╭─ Working data
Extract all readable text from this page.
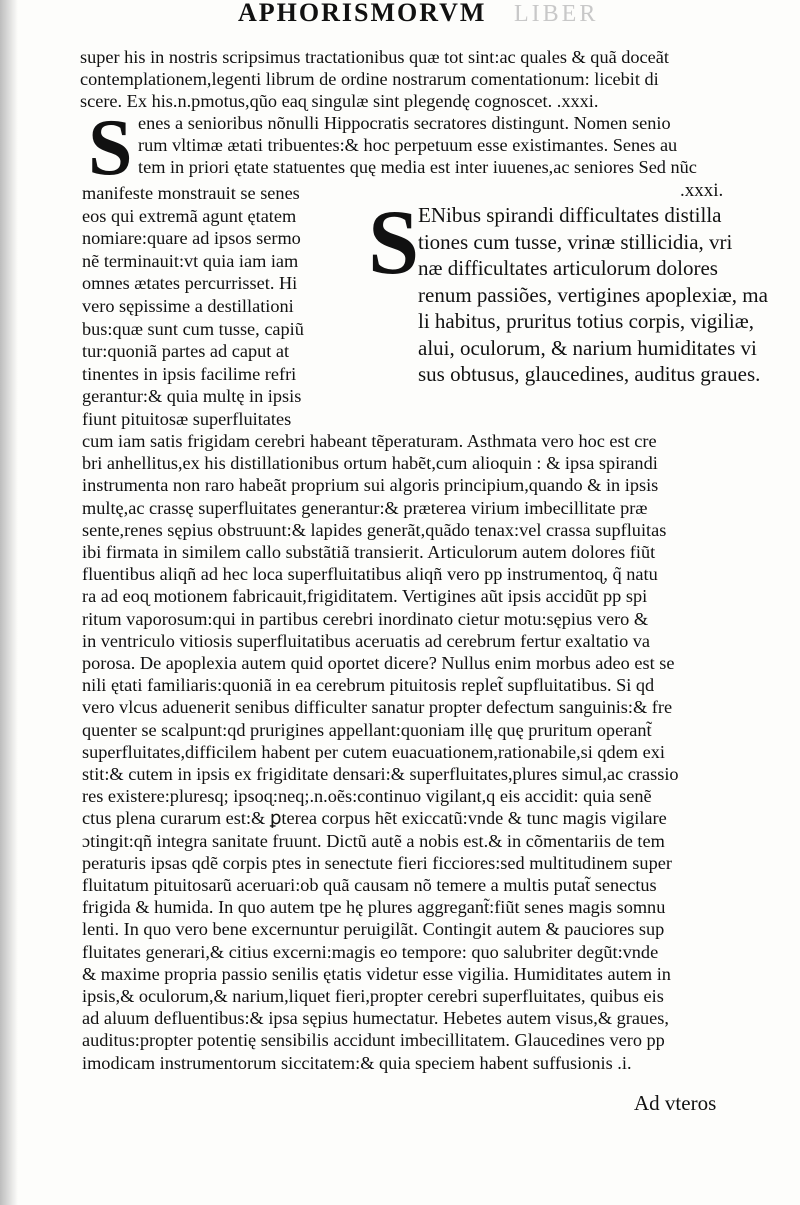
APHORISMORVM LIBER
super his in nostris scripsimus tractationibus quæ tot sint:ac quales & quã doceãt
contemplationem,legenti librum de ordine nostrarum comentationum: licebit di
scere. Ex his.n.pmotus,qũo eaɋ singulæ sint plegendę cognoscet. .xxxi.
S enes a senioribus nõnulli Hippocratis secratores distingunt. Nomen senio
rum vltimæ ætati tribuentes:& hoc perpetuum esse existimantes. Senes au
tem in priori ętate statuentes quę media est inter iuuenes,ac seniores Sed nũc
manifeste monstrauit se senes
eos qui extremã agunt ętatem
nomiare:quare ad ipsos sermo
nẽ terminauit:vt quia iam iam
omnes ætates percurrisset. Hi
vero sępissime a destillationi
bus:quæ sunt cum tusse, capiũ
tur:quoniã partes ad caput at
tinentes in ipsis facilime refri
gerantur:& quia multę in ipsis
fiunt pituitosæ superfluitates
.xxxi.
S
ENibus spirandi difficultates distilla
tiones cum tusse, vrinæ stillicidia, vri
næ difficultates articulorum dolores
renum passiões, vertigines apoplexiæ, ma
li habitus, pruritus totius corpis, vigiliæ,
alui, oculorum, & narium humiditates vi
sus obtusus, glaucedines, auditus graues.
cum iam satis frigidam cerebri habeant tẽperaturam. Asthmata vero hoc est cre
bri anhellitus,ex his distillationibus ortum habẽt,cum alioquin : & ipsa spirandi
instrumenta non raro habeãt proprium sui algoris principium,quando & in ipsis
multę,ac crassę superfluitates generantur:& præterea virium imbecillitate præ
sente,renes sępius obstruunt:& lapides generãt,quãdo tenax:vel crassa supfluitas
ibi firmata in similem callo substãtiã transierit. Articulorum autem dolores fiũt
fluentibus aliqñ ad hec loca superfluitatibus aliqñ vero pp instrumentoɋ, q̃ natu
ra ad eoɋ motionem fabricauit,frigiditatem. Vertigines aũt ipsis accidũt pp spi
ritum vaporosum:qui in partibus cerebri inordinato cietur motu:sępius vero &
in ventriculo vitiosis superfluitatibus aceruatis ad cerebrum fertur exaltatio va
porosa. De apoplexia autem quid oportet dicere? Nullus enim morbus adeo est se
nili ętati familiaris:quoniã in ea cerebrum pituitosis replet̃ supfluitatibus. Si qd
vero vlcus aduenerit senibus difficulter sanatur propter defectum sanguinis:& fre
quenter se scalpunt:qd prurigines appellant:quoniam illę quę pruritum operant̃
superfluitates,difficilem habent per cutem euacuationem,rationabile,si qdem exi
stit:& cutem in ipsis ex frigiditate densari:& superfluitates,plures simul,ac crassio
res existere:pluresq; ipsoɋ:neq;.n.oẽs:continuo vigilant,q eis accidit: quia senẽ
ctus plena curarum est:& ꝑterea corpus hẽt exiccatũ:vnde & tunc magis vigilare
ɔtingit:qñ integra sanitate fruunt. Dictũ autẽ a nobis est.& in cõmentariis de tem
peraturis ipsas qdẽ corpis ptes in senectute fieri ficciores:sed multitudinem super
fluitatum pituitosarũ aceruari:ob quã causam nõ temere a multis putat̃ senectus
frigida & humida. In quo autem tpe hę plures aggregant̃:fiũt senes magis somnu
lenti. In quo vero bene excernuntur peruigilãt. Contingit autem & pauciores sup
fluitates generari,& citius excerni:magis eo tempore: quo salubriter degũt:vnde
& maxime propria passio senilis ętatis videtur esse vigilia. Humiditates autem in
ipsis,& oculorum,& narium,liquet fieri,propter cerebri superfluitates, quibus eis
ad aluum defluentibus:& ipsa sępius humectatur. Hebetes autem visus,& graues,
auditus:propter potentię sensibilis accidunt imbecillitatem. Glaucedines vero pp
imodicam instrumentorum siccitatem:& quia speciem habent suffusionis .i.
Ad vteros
╰─
### Directions for this task
Tell how many lines hold the string "quoniã", giving the number and nothing else.

### Reply
2